- DATA RECORDS -
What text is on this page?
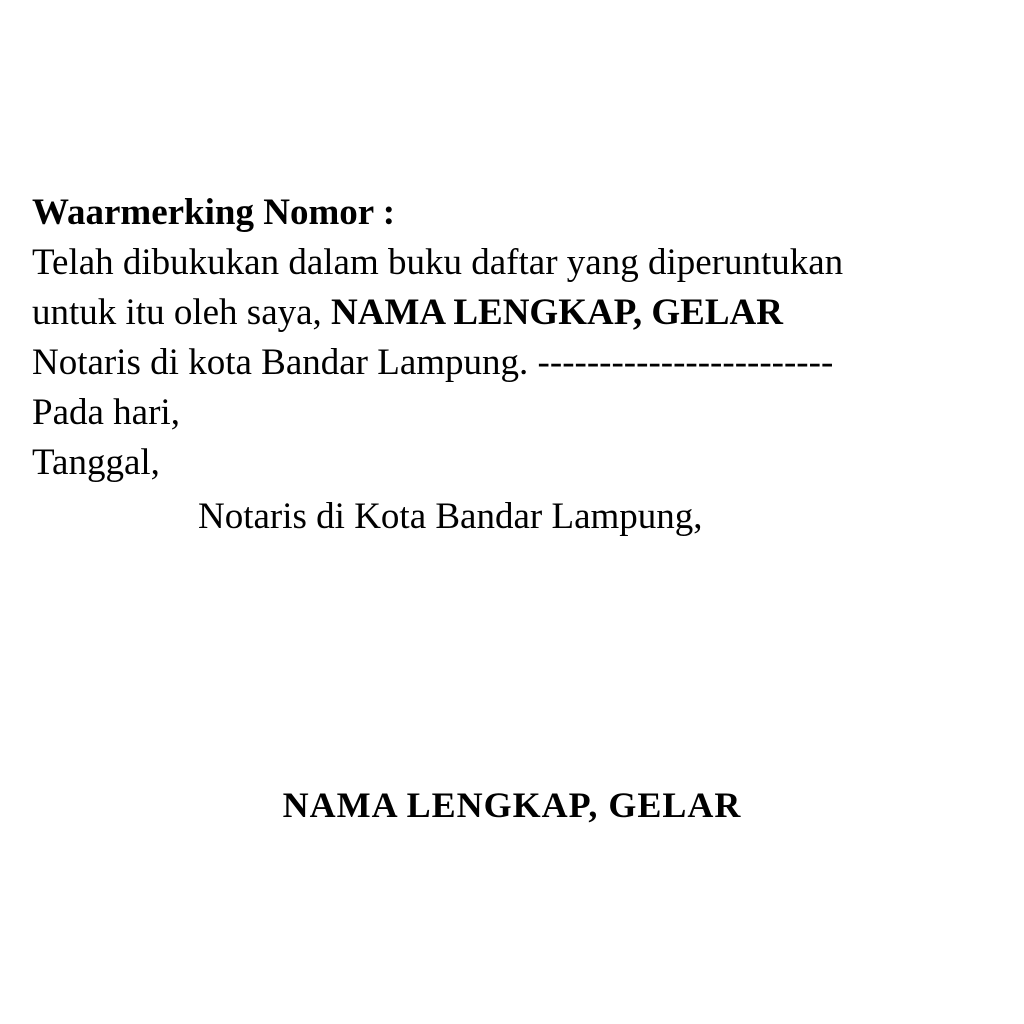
Waarmerking Nomor :
Telah dibukukan dalam buku daftar yang diperuntukan
untuk itu oleh saya, NAMA LENGKAP, GELAR
Notaris di kota Bandar Lampung. ------------------------
Pada hari,
Tanggal,
Notaris di Kota Bandar Lampung,
NAMA LENGKAP, GELAR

- REQUIREMENTS -
Return all of the entries exactly as written, but drop any pictures they hold.

- SOLUTION FOR THIS PROBLEM -
What text is on this page?
Waarmerking Nomor :
Telah dibukukan dalam buku daftar yang diperuntukan
untuk itu oleh saya, NAMA LENGKAP, GELAR
Notaris di kota Bandar Lampung. ------------------------
Pada hari,
Tanggal,
Notaris di Kota Bandar Lampung,
NAMA LENGKAP, GELAR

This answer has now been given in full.